Copy the records that follow exactly as written, but not their pictures.

» **The records**:
## begin

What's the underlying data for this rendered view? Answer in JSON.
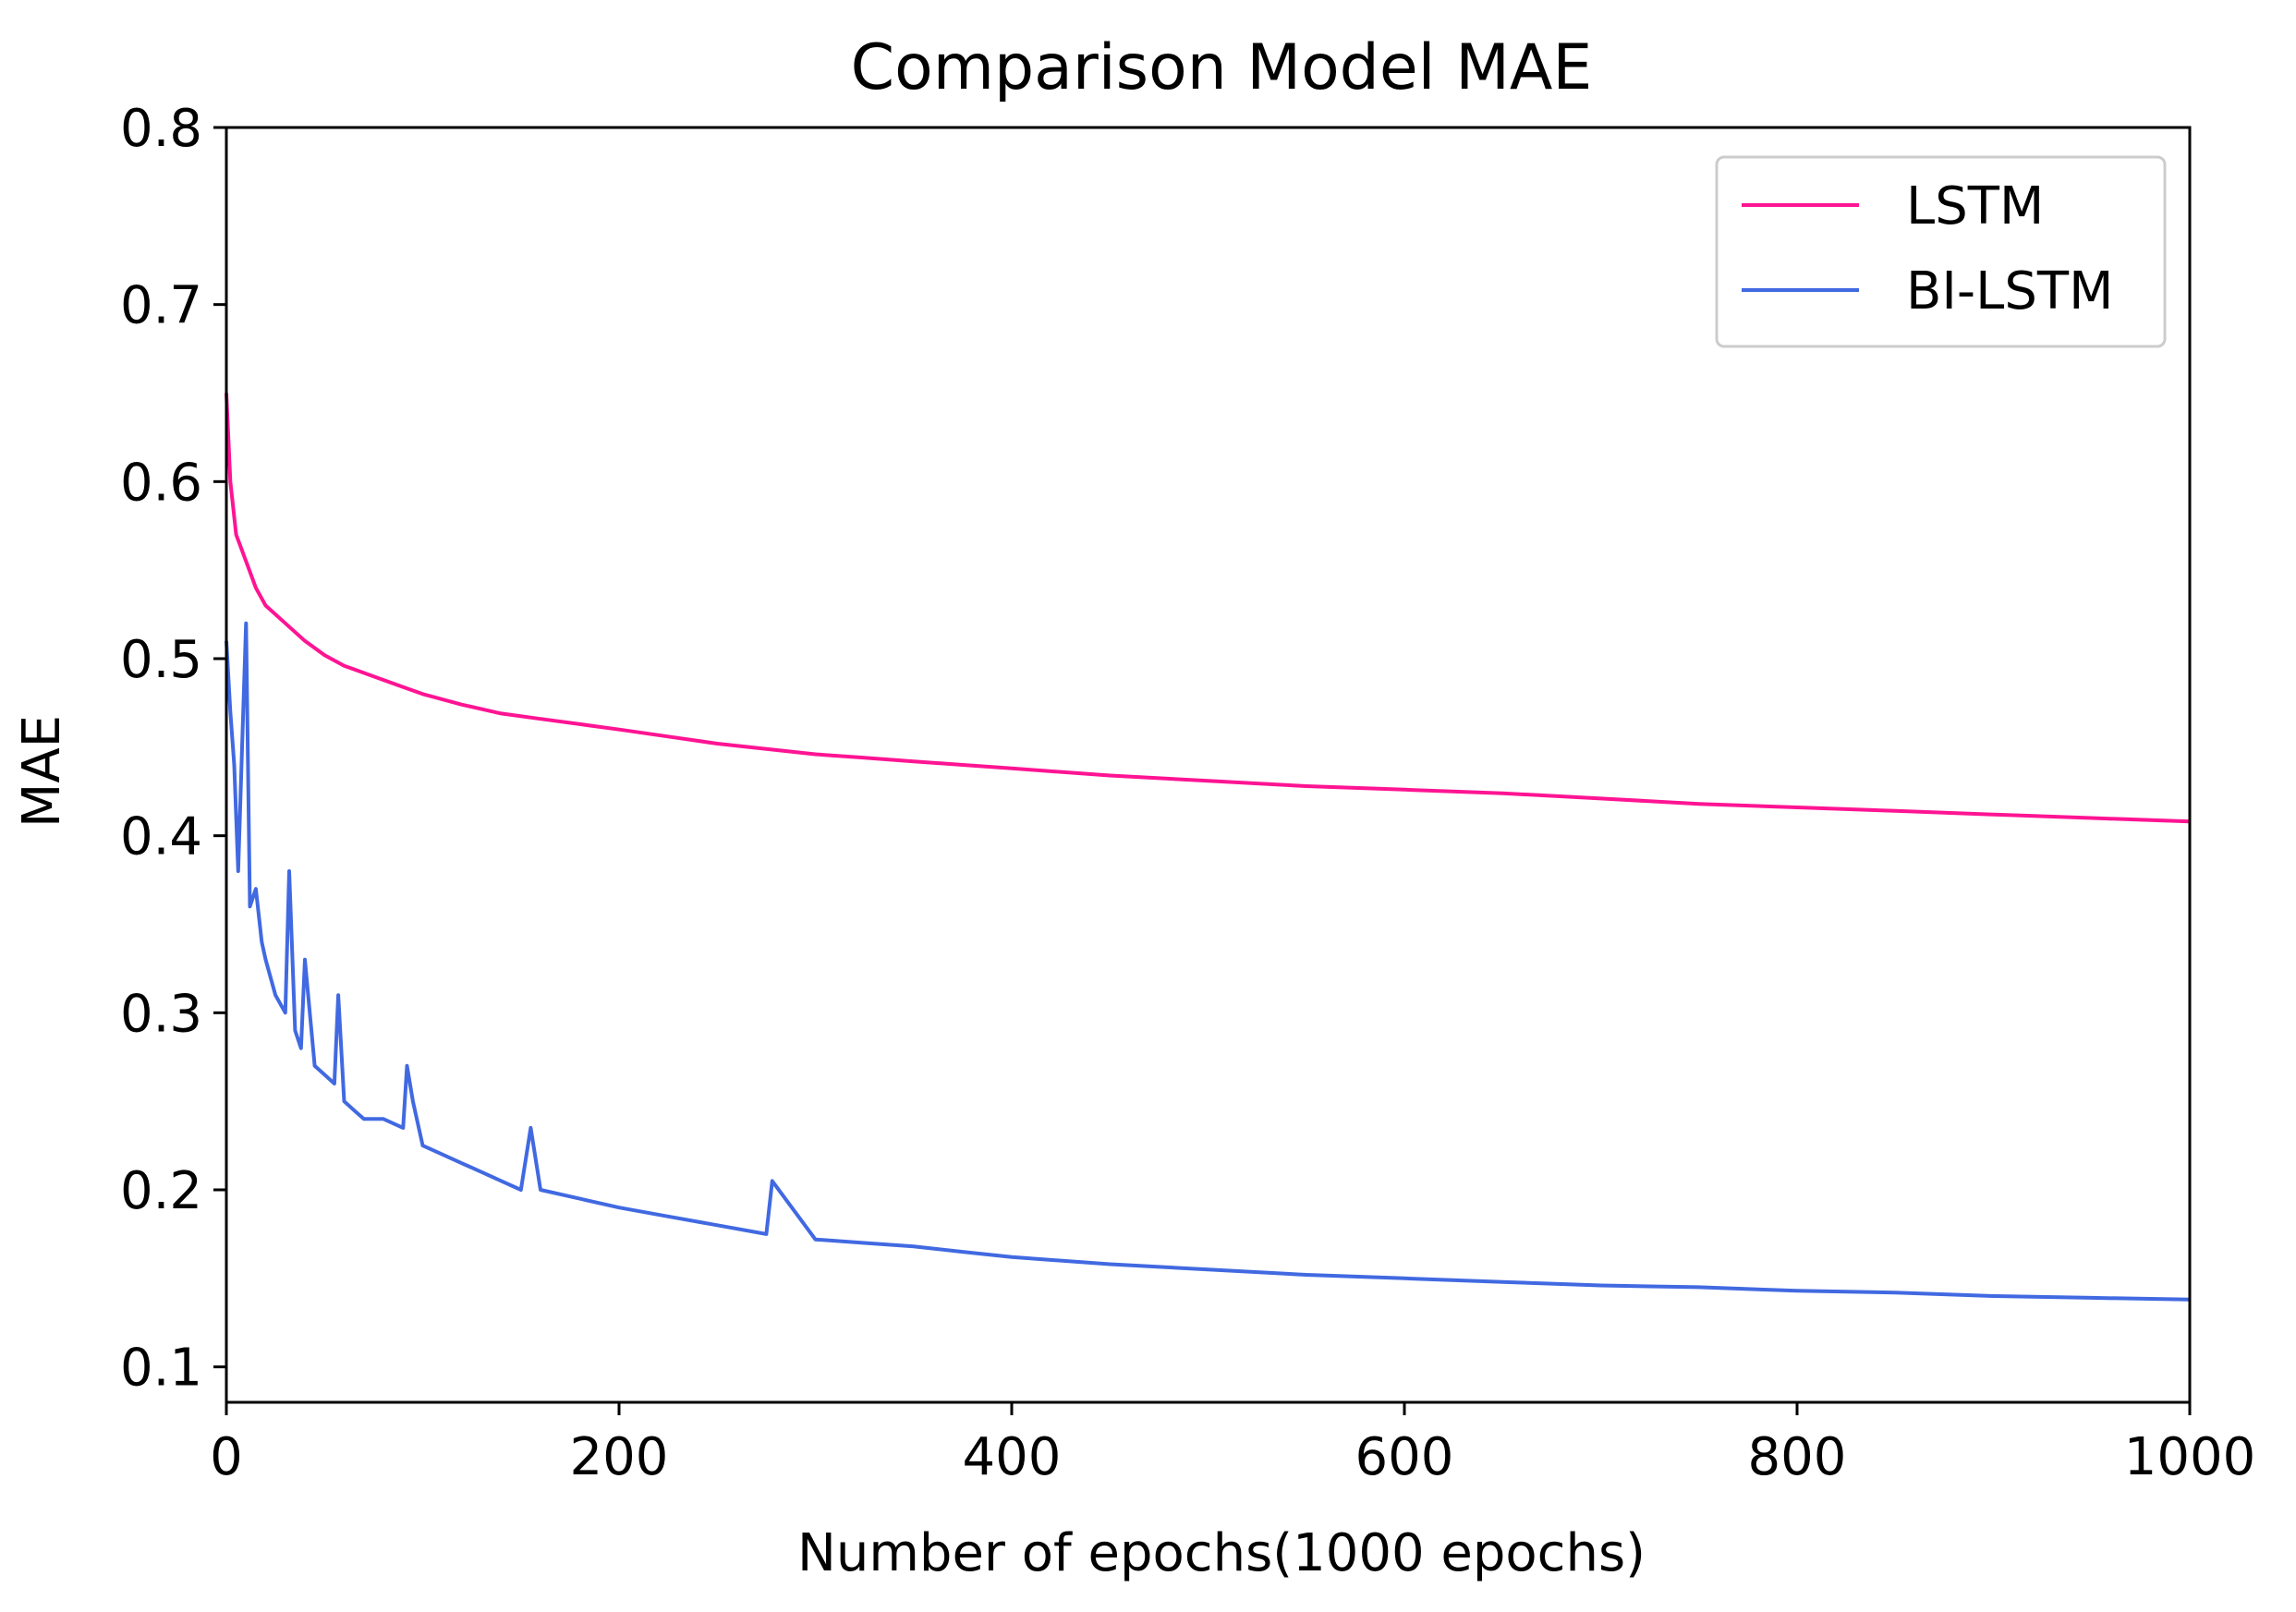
{
  "chart_data": {
    "type": "line",
    "title": "Comparison Model MAE",
    "xlabel": "Number of epochs(1000 epochs)",
    "ylabel": "MAE",
    "xlim": [
      0,
      1000
    ],
    "ylim": [
      0.08,
      0.8
    ],
    "xticks": [
      0,
      200,
      400,
      600,
      800,
      1000
    ],
    "xtick_labels": [
      "0",
      "200",
      "400",
      "600",
      "800",
      "1000"
    ],
    "yticks": [
      0.1,
      0.2,
      0.3,
      0.4,
      0.5,
      0.6,
      0.7,
      0.8
    ],
    "ytick_labels": [
      "0.1",
      "0.2",
      "0.3",
      "0.4",
      "0.5",
      "0.6",
      "0.7",
      "0.8"
    ],
    "grid": false,
    "legend_position": "top-right",
    "series": [
      {
        "name": "LSTM",
        "color": "#ff1493",
        "x": [
          0,
          2,
          5,
          10,
          15,
          20,
          30,
          40,
          50,
          60,
          75,
          90,
          100,
          120,
          140,
          160,
          180,
          200,
          225,
          250,
          275,
          300,
          325,
          350,
          375,
          400,
          450,
          500,
          550,
          600,
          650,
          700,
          750,
          800,
          850,
          900,
          950,
          1000
        ],
        "y": [
          0.65,
          0.6,
          0.57,
          0.555,
          0.54,
          0.53,
          0.52,
          0.51,
          0.502,
          0.496,
          0.49,
          0.484,
          0.48,
          0.474,
          0.469,
          0.466,
          0.463,
          0.46,
          0.456,
          0.452,
          0.449,
          0.446,
          0.444,
          0.442,
          0.44,
          0.438,
          0.434,
          0.431,
          0.428,
          0.426,
          0.424,
          0.421,
          0.418,
          0.416,
          0.414,
          0.412,
          0.41,
          0.408
        ]
      },
      {
        "name": "BI-LSTM",
        "color": "#4169e1",
        "x": [
          0,
          2,
          4,
          6,
          8,
          10,
          12,
          15,
          18,
          20,
          25,
          30,
          32,
          35,
          38,
          40,
          45,
          50,
          55,
          57,
          60,
          65,
          70,
          80,
          90,
          92,
          95,
          100,
          110,
          120,
          130,
          140,
          150,
          155,
          160,
          180,
          200,
          225,
          250,
          275,
          278,
          300,
          325,
          350,
          375,
          400,
          450,
          500,
          550,
          600,
          650,
          700,
          750,
          800,
          850,
          900,
          950,
          1000
        ],
        "y": [
          0.51,
          0.47,
          0.44,
          0.38,
          0.45,
          0.52,
          0.36,
          0.37,
          0.34,
          0.33,
          0.31,
          0.3,
          0.38,
          0.29,
          0.28,
          0.33,
          0.27,
          0.265,
          0.26,
          0.31,
          0.25,
          0.245,
          0.24,
          0.24,
          0.235,
          0.27,
          0.25,
          0.225,
          0.22,
          0.215,
          0.21,
          0.205,
          0.2,
          0.235,
          0.2,
          0.195,
          0.19,
          0.185,
          0.18,
          0.175,
          0.205,
          0.172,
          0.17,
          0.168,
          0.165,
          0.162,
          0.158,
          0.155,
          0.152,
          0.15,
          0.148,
          0.146,
          0.145,
          0.143,
          0.142,
          0.14,
          0.139,
          0.138
        ]
      }
    ]
  }
}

## end

» **The answer**:
What's the underlying data for this rendered view? Answer in JSON.
{
  "chart_data": {
    "type": "line",
    "title": "Comparison Model MAE",
    "xlabel": "Number of epochs(1000 epochs)",
    "ylabel": "MAE",
    "xlim": [
      0,
      1000
    ],
    "ylim": [
      0.08,
      0.8
    ],
    "xticks": [
      0,
      200,
      400,
      600,
      800,
      1000
    ],
    "xtick_labels": [
      "0",
      "200",
      "400",
      "600",
      "800",
      "1000"
    ],
    "yticks": [
      0.1,
      0.2,
      0.3,
      0.4,
      0.5,
      0.6,
      0.7,
      0.8
    ],
    "ytick_labels": [
      "0.1",
      "0.2",
      "0.3",
      "0.4",
      "0.5",
      "0.6",
      "0.7",
      "0.8"
    ],
    "grid": false,
    "legend_position": "top-right",
    "series": [
      {
        "name": "LSTM",
        "color": "#ff1493",
        "x": [
          0,
          2,
          5,
          10,
          15,
          20,
          30,
          40,
          50,
          60,
          75,
          90,
          100,
          120,
          140,
          160,
          180,
          200,
          225,
          250,
          275,
          300,
          325,
          350,
          375,
          400,
          450,
          500,
          550,
          600,
          650,
          700,
          750,
          800,
          850,
          900,
          950,
          1000
        ],
        "y": [
          0.65,
          0.6,
          0.57,
          0.555,
          0.54,
          0.53,
          0.52,
          0.51,
          0.502,
          0.496,
          0.49,
          0.484,
          0.48,
          0.474,
          0.469,
          0.466,
          0.463,
          0.46,
          0.456,
          0.452,
          0.449,
          0.446,
          0.444,
          0.442,
          0.44,
          0.438,
          0.434,
          0.431,
          0.428,
          0.426,
          0.424,
          0.421,
          0.418,
          0.416,
          0.414,
          0.412,
          0.41,
          0.408
        ]
      },
      {
        "name": "BI-LSTM",
        "color": "#4169e1",
        "x": [
          0,
          2,
          4,
          6,
          8,
          10,
          12,
          15,
          18,
          20,
          25,
          30,
          32,
          35,
          38,
          40,
          45,
          50,
          55,
          57,
          60,
          65,
          70,
          80,
          90,
          92,
          95,
          100,
          110,
          120,
          130,
          140,
          150,
          155,
          160,
          180,
          200,
          225,
          250,
          275,
          278,
          300,
          325,
          350,
          375,
          400,
          450,
          500,
          550,
          600,
          650,
          700,
          750,
          800,
          850,
          900,
          950,
          1000
        ],
        "y": [
          0.51,
          0.47,
          0.44,
          0.38,
          0.45,
          0.52,
          0.36,
          0.37,
          0.34,
          0.33,
          0.31,
          0.3,
          0.38,
          0.29,
          0.28,
          0.33,
          0.27,
          0.265,
          0.26,
          0.31,
          0.25,
          0.245,
          0.24,
          0.24,
          0.235,
          0.27,
          0.25,
          0.225,
          0.22,
          0.215,
          0.21,
          0.205,
          0.2,
          0.235,
          0.2,
          0.195,
          0.19,
          0.185,
          0.18,
          0.175,
          0.205,
          0.172,
          0.17,
          0.168,
          0.165,
          0.162,
          0.158,
          0.155,
          0.152,
          0.15,
          0.148,
          0.146,
          0.145,
          0.143,
          0.142,
          0.14,
          0.139,
          0.138
        ]
      }
    ]
  }
}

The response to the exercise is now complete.